** Opening Records provided block **

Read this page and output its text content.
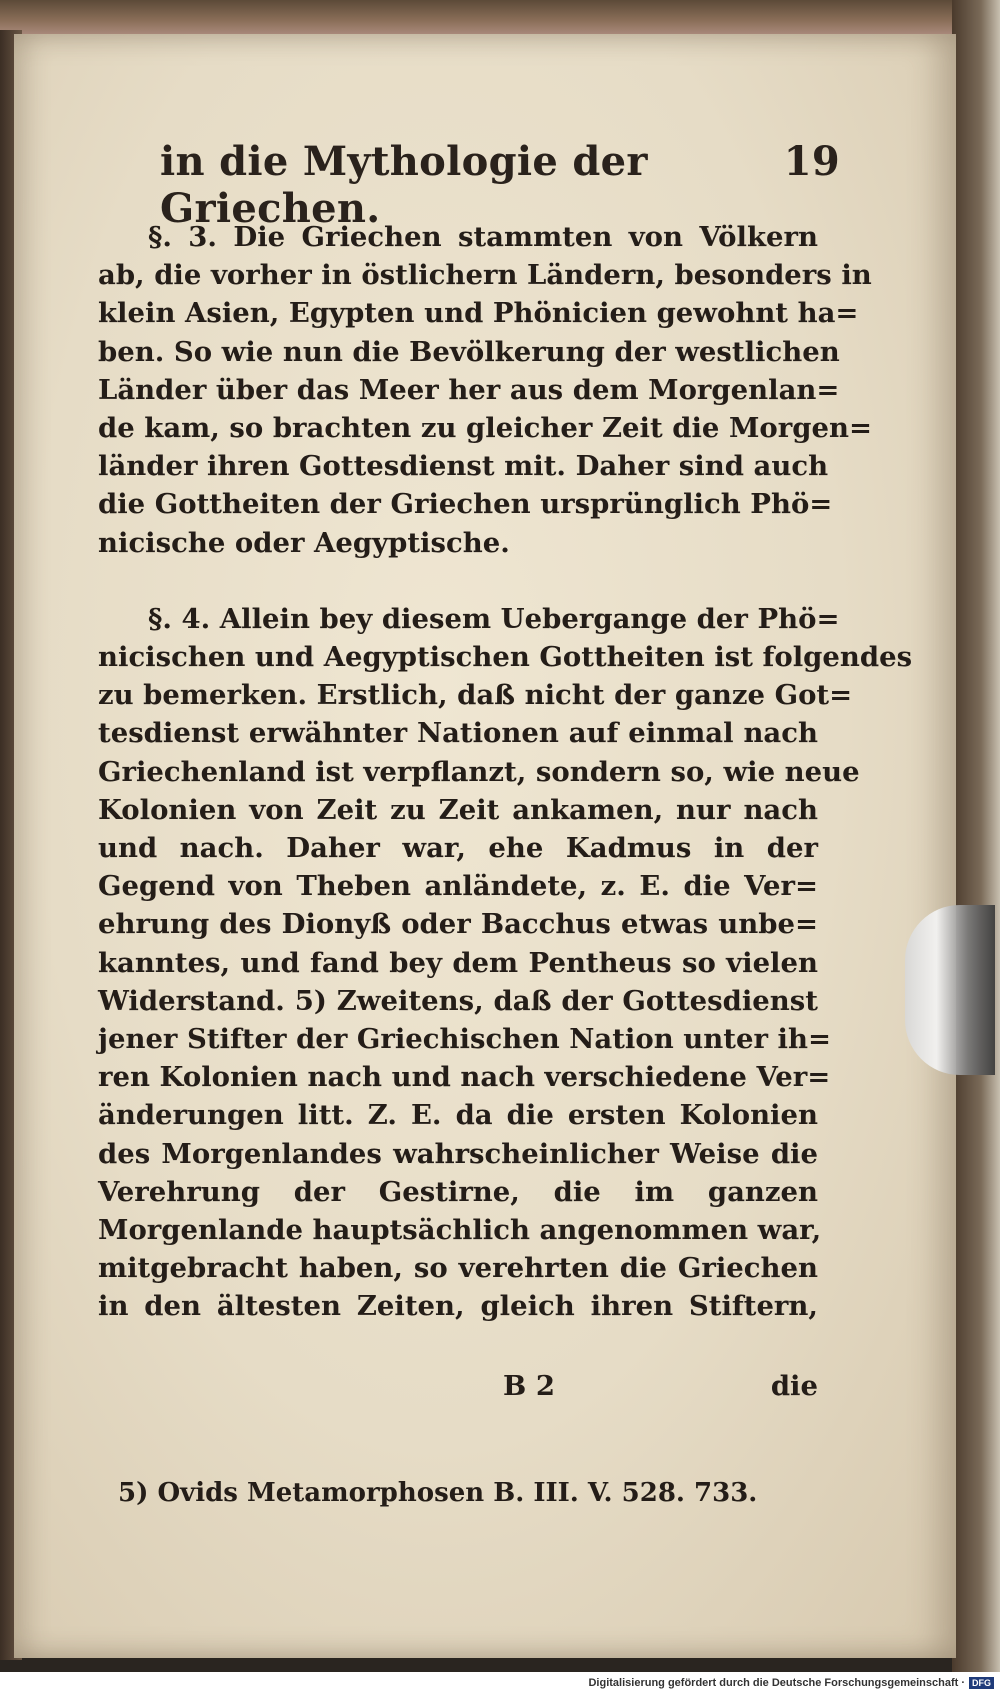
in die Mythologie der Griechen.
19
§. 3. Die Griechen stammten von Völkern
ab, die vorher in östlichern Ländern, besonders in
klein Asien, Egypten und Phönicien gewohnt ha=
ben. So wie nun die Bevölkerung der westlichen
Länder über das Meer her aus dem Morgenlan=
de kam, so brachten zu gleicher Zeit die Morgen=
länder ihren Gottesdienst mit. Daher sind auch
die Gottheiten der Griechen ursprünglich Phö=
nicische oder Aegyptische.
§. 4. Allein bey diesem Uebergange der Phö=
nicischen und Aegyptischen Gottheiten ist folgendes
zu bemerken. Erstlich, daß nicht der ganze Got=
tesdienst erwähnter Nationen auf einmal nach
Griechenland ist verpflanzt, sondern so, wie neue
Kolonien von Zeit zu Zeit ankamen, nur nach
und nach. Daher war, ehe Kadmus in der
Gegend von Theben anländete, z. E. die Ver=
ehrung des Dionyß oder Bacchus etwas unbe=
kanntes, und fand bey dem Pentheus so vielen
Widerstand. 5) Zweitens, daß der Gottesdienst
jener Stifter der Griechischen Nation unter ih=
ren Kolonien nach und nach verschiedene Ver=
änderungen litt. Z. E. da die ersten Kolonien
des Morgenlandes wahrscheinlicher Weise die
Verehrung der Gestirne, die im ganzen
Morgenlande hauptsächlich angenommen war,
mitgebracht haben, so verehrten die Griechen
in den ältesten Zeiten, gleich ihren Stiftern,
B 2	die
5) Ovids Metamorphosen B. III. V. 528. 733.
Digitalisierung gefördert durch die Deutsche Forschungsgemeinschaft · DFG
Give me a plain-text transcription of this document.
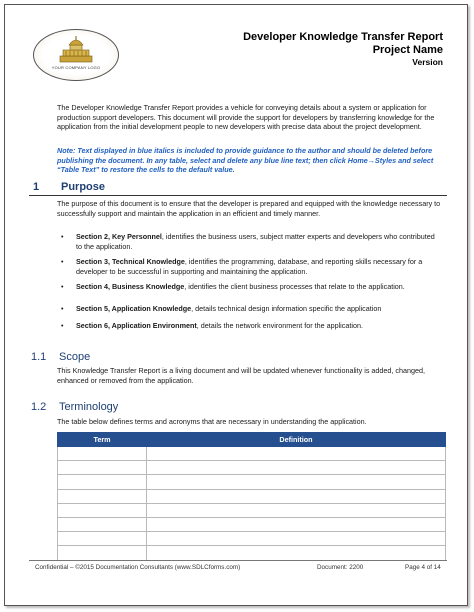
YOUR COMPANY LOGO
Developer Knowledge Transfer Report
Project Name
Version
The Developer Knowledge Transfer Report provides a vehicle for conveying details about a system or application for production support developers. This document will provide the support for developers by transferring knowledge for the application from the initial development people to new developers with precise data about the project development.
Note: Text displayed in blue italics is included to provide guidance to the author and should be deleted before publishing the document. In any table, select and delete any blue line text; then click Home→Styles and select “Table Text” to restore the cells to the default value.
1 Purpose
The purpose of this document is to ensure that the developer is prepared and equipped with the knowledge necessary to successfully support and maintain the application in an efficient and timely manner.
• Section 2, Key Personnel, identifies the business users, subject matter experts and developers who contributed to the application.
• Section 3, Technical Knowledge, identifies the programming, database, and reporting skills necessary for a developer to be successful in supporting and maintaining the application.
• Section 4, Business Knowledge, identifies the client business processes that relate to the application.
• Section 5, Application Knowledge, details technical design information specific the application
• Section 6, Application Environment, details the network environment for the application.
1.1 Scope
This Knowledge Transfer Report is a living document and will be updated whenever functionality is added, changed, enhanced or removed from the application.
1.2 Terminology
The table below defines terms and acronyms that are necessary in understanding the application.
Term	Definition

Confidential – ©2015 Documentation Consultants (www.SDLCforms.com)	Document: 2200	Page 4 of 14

** Closing Records provided block **

Task requirements: What is needed is an exact printout of all the entries, without the pictures.

Reply to the task:
Read this page and output its text content.
in die Mythologie der Griechen.
19
§. 3. Die Griechen stammten von Völkern
ab, die vorher in östlichern Ländern, besonders in
klein Asien, Egypten und Phönicien gewohnt ha=
ben. So wie nun die Bevölkerung der westlichen
Länder über das Meer her aus dem Morgenlan=
de kam, so brachten zu gleicher Zeit die Morgen=
länder ihren Gottesdienst mit. Daher sind auch
die Gottheiten der Griechen ursprünglich Phö=
nicische oder Aegyptische.
§. 4. Allein bey diesem Uebergange der Phö=
nicischen und Aegyptischen Gottheiten ist folgendes
zu bemerken. Erstlich, daß nicht der ganze Got=
tesdienst erwähnter Nationen auf einmal nach
Griechenland ist verpflanzt, sondern so, wie neue
Kolonien von Zeit zu Zeit ankamen, nur nach
und nach. Daher war, ehe Kadmus in der
Gegend von Theben anländete, z. E. die Ver=
ehrung des Dionyß oder Bacchus etwas unbe=
kanntes, und fand bey dem Pentheus so vielen
Widerstand. 5) Zweitens, daß der Gottesdienst
jener Stifter der Griechischen Nation unter ih=
ren Kolonien nach und nach verschiedene Ver=
änderungen litt. Z. E. da die ersten Kolonien
des Morgenlandes wahrscheinlicher Weise die
Verehrung der Gestirne, die im ganzen
Morgenlande hauptsächlich angenommen war,
mitgebracht haben, so verehrten die Griechen
in den ältesten Zeiten, gleich ihren Stiftern,
B 2	die
5) Ovids Metamorphosen B. III. V. 528. 733.
Digitalisierung gefördert durch die Deutsche Forschungsgemeinschaft · DFG
Give me a plain-text transcription of this document.
YOUR COMPANY LOGO
Developer Knowledge Transfer Report
Project Name
Version
The Developer Knowledge Transfer Report provides a vehicle for conveying details about a system or application for production support developers. This document will provide the support for developers by transferring knowledge for the application from the initial development people to new developers with precise data about the project development.
Note: Text displayed in blue italics is included to provide guidance to the author and should be deleted before publishing the document. In any table, select and delete any blue line text; then click Home→Styles and select “Table Text” to restore the cells to the default value.
1 Purpose
The purpose of this document is to ensure that the developer is prepared and equipped with the knowledge necessary to successfully support and maintain the application in an efficient and timely manner.
• Section 2, Key Personnel, identifies the business users, subject matter experts and developers who contributed to the application.
• Section 3, Technical Knowledge, identifies the programming, database, and reporting skills necessary for a developer to be successful in supporting and maintaining the application.
• Section 4, Business Knowledge, identifies the client business processes that relate to the application.
• Section 5, Application Knowledge, details technical design information specific the application
• Section 6, Application Environment, details the network environment for the application.
1.1 Scope
This Knowledge Transfer Report is a living document and will be updated whenever functionality is added, changed, enhanced or removed from the application.
1.2 Terminology
The table below defines terms and acronyms that are necessary in understanding the application.
Term	Definition

Confidential – ©2015 Documentation Consultants (www.SDLCforms.com)	Document: 2200	Page 4 of 14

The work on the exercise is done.